**Required work:**
Report how many lines of these entries hold the string "color"; reply with the number alone.

==========

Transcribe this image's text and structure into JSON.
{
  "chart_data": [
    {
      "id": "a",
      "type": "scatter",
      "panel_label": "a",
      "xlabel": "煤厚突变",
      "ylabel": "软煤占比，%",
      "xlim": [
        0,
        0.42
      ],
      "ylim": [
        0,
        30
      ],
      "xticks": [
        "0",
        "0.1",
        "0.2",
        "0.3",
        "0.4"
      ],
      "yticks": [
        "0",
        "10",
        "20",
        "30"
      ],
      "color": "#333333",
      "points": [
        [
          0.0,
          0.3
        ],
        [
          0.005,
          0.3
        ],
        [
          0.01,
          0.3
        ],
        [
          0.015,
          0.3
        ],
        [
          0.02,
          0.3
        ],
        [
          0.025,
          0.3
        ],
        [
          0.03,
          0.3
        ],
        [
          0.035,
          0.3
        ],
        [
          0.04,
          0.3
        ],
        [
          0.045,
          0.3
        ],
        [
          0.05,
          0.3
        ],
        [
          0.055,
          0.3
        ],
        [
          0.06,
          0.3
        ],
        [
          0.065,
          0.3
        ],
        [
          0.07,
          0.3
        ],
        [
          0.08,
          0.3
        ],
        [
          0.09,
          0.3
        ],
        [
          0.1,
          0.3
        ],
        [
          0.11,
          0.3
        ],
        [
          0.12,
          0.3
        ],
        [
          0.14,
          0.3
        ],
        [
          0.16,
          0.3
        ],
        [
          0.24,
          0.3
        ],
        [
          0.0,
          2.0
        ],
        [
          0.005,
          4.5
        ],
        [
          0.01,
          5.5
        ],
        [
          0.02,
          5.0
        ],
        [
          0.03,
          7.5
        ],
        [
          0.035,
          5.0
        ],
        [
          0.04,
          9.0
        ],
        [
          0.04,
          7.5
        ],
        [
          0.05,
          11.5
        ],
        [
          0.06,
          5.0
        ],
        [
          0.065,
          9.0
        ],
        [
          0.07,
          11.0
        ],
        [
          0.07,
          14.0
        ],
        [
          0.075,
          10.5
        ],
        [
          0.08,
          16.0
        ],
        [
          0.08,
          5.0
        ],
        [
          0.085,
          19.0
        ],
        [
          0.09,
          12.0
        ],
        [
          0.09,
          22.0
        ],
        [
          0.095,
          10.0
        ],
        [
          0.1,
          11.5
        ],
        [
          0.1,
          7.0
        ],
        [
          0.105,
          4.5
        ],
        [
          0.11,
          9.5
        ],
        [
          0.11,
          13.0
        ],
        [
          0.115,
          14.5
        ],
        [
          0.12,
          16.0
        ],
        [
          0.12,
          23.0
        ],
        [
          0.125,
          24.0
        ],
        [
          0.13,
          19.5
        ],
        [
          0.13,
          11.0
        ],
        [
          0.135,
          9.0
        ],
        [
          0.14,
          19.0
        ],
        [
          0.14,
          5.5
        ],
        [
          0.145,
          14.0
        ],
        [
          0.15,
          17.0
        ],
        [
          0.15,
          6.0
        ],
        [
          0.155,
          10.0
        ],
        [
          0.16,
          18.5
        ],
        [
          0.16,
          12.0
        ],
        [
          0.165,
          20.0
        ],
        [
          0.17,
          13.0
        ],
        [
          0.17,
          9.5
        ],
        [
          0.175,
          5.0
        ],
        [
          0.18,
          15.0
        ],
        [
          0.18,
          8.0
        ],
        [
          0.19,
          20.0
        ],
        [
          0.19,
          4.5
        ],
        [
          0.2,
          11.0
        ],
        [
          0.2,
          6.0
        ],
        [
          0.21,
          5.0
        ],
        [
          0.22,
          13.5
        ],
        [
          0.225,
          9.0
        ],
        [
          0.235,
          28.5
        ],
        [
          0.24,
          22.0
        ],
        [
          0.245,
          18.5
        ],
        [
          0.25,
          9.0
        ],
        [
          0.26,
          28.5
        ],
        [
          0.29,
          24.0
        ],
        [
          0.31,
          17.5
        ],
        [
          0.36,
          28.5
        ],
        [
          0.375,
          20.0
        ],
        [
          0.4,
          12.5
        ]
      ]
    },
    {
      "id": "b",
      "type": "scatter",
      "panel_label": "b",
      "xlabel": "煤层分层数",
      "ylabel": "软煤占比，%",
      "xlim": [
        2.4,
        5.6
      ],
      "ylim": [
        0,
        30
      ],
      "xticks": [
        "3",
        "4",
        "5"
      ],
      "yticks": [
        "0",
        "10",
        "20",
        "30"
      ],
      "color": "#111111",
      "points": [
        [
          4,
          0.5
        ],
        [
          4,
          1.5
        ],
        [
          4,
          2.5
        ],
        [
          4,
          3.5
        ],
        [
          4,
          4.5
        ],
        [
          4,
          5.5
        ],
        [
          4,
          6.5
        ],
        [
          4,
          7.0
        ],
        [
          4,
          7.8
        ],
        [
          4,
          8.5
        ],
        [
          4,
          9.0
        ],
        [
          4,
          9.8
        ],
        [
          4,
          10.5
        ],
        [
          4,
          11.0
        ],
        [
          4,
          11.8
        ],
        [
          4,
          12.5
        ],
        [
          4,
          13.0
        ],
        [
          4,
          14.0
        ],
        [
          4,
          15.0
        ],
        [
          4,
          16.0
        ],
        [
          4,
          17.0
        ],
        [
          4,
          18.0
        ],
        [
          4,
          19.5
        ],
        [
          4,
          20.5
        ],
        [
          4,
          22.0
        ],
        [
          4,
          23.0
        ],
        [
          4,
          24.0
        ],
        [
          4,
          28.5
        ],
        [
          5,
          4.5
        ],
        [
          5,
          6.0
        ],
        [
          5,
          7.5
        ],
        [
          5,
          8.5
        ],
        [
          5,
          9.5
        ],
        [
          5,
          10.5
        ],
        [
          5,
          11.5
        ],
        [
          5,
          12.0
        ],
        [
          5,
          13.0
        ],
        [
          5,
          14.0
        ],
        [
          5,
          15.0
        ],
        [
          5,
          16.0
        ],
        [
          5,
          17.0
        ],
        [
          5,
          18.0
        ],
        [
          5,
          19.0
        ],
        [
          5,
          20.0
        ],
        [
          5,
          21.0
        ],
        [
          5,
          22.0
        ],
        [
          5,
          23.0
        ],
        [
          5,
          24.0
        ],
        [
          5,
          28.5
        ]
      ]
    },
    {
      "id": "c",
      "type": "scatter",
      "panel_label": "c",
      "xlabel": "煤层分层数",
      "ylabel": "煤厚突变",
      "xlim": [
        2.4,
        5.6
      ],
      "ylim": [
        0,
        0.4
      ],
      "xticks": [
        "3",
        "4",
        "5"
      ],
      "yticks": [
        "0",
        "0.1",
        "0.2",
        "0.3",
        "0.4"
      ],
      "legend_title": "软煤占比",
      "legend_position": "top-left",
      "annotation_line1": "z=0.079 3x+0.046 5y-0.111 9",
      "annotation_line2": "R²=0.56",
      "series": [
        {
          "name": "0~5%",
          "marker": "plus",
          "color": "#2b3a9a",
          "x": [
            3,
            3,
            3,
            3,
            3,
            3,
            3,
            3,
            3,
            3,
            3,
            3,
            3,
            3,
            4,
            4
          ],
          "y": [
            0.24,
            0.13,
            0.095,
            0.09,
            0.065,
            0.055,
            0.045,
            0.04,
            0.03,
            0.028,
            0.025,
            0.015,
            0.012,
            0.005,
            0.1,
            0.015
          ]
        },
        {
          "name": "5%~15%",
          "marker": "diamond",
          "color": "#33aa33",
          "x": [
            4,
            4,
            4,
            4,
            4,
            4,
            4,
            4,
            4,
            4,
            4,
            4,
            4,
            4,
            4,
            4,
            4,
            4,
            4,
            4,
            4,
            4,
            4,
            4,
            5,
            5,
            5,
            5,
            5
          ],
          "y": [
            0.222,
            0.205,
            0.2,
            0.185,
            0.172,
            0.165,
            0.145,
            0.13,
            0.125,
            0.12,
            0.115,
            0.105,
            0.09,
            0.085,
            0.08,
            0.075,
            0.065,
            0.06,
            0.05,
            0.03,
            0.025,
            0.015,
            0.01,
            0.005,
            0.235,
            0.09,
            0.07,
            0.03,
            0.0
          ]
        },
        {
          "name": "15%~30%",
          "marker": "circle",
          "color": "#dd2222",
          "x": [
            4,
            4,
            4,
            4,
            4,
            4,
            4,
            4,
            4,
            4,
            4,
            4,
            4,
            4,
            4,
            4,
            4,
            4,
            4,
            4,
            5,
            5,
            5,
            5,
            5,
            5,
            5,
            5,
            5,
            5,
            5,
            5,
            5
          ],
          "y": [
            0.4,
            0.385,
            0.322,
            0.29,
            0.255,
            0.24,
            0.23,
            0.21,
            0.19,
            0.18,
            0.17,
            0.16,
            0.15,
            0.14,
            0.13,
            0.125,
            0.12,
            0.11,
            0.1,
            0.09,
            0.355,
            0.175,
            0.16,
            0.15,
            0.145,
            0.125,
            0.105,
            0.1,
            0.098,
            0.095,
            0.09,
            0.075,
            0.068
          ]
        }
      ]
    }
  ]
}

==========

**In response:**
5